(What the exercise asks): Only the pictures stay out; every record is to be quoted exactly.

(Records shown):
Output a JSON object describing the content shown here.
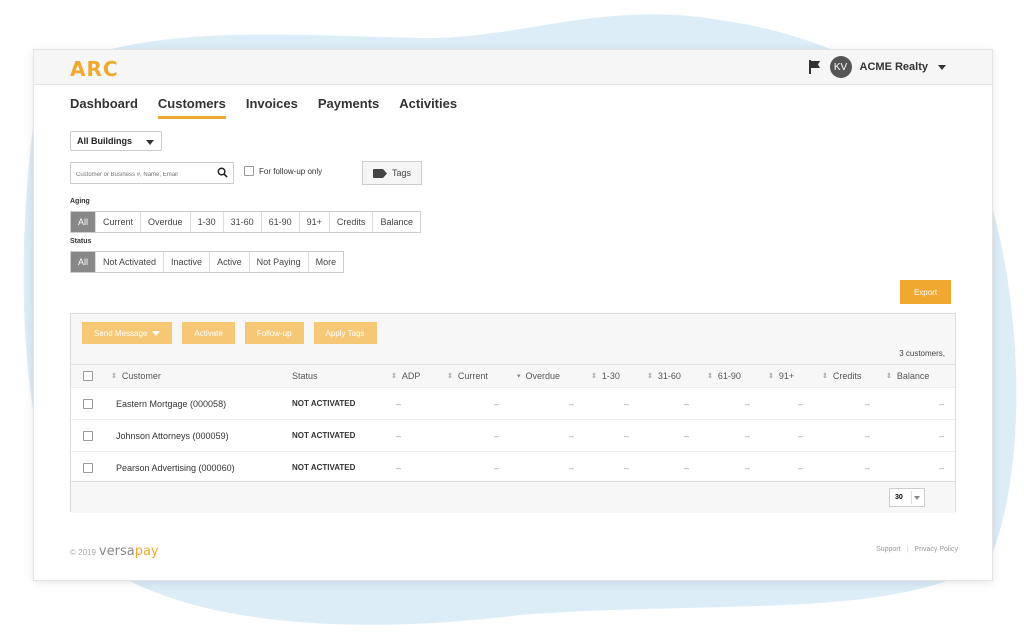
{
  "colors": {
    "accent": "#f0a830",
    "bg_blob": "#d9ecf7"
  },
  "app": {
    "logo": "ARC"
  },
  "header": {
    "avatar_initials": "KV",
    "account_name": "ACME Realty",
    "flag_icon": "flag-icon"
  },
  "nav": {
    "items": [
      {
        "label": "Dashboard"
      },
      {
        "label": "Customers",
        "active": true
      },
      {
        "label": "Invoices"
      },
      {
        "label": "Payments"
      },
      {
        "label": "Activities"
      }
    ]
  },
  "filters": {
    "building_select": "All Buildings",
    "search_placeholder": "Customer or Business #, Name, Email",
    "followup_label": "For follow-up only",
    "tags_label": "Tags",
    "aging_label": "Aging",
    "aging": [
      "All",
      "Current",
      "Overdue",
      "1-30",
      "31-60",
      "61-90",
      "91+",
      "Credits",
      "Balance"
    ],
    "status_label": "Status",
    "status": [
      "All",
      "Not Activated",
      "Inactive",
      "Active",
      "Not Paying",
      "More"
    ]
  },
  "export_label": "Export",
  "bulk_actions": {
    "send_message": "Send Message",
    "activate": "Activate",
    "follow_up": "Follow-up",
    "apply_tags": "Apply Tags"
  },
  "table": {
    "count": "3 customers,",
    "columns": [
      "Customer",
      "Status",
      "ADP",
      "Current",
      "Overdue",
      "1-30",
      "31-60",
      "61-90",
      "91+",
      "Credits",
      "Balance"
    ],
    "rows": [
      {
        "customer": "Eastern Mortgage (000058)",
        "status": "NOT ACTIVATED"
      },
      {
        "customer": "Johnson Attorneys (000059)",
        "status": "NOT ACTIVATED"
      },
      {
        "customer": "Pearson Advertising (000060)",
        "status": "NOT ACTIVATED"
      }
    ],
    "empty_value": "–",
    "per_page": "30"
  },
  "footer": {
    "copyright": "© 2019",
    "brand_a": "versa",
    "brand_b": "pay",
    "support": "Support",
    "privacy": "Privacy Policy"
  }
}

(Response to the exercise):
Output a JSON object describing the content shown here.
{
  "colors": {
    "accent": "#f0a830",
    "bg_blob": "#d9ecf7"
  },
  "app": {
    "logo": "ARC"
  },
  "header": {
    "avatar_initials": "KV",
    "account_name": "ACME Realty",
    "flag_icon": "flag-icon"
  },
  "nav": {
    "items": [
      {
        "label": "Dashboard"
      },
      {
        "label": "Customers",
        "active": true
      },
      {
        "label": "Invoices"
      },
      {
        "label": "Payments"
      },
      {
        "label": "Activities"
      }
    ]
  },
  "filters": {
    "building_select": "All Buildings",
    "search_placeholder": "Customer or Business #, Name, Email",
    "followup_label": "For follow-up only",
    "tags_label": "Tags",
    "aging_label": "Aging",
    "aging": [
      "All",
      "Current",
      "Overdue",
      "1-30",
      "31-60",
      "61-90",
      "91+",
      "Credits",
      "Balance"
    ],
    "status_label": "Status",
    "status": [
      "All",
      "Not Activated",
      "Inactive",
      "Active",
      "Not Paying",
      "More"
    ]
  },
  "export_label": "Export",
  "bulk_actions": {
    "send_message": "Send Message",
    "activate": "Activate",
    "follow_up": "Follow-up",
    "apply_tags": "Apply Tags"
  },
  "table": {
    "count": "3 customers,",
    "columns": [
      "Customer",
      "Status",
      "ADP",
      "Current",
      "Overdue",
      "1-30",
      "31-60",
      "61-90",
      "91+",
      "Credits",
      "Balance"
    ],
    "rows": [
      {
        "customer": "Eastern Mortgage (000058)",
        "status": "NOT ACTIVATED"
      },
      {
        "customer": "Johnson Attorneys (000059)",
        "status": "NOT ACTIVATED"
      },
      {
        "customer": "Pearson Advertising (000060)",
        "status": "NOT ACTIVATED"
      }
    ],
    "empty_value": "–",
    "per_page": "30"
  },
  "footer": {
    "copyright": "© 2019",
    "brand_a": "versa",
    "brand_b": "pay",
    "support": "Support",
    "privacy": "Privacy Policy"
  }
}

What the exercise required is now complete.